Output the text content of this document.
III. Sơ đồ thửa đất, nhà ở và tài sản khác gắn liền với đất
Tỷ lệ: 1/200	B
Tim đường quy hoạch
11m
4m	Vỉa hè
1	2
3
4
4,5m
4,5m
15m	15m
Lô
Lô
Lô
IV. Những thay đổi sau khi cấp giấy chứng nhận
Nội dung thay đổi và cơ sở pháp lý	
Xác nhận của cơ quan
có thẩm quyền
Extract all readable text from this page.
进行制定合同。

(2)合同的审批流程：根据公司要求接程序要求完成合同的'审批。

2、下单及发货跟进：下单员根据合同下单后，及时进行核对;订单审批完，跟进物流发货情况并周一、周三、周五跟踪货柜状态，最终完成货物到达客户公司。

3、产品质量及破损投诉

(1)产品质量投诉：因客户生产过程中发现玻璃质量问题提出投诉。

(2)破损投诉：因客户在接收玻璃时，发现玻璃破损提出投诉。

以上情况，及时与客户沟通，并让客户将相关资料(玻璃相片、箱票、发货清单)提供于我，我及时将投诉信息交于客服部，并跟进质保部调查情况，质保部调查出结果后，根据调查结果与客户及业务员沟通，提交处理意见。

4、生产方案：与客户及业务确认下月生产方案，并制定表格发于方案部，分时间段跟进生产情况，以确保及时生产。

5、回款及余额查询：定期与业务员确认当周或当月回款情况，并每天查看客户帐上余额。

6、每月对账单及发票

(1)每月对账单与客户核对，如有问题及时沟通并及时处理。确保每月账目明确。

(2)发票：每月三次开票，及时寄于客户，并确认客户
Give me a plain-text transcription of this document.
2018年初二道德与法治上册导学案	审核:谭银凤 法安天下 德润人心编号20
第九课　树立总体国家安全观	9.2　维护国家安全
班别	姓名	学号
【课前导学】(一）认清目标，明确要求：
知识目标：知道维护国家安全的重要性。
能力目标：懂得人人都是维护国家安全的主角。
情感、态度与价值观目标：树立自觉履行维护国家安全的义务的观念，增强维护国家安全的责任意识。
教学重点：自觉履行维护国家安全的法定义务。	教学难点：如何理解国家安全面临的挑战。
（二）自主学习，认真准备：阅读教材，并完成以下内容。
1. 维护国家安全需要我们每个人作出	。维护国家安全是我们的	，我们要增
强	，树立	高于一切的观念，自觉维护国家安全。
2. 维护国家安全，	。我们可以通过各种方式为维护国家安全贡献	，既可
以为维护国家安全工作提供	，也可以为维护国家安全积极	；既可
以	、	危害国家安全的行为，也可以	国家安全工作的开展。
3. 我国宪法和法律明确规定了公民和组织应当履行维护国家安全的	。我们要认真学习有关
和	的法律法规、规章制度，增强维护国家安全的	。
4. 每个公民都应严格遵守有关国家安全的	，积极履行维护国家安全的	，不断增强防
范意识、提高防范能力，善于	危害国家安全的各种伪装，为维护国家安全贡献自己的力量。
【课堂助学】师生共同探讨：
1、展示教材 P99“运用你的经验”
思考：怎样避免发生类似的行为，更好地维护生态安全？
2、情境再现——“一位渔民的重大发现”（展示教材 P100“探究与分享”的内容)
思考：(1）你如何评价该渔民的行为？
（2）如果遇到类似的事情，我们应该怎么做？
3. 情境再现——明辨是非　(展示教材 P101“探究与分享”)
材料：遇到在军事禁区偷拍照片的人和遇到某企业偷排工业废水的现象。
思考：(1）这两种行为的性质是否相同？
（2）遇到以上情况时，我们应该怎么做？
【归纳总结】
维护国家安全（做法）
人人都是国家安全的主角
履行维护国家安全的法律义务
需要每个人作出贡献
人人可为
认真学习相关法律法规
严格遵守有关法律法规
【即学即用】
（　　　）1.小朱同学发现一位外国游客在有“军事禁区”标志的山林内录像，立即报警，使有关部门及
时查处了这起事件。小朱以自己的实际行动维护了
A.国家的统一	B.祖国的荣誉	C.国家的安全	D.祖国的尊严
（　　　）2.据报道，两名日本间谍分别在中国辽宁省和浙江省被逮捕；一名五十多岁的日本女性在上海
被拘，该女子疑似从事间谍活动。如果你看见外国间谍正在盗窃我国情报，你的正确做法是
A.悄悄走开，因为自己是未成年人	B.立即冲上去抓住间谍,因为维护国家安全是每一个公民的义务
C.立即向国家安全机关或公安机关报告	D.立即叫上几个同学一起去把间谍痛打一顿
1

• [Job] Within the listing above, copy each line that has the string "text".

• [The solution]
Output the text content of this document.
Extract all readable text from this page.
Give me a plain-text transcription of this document.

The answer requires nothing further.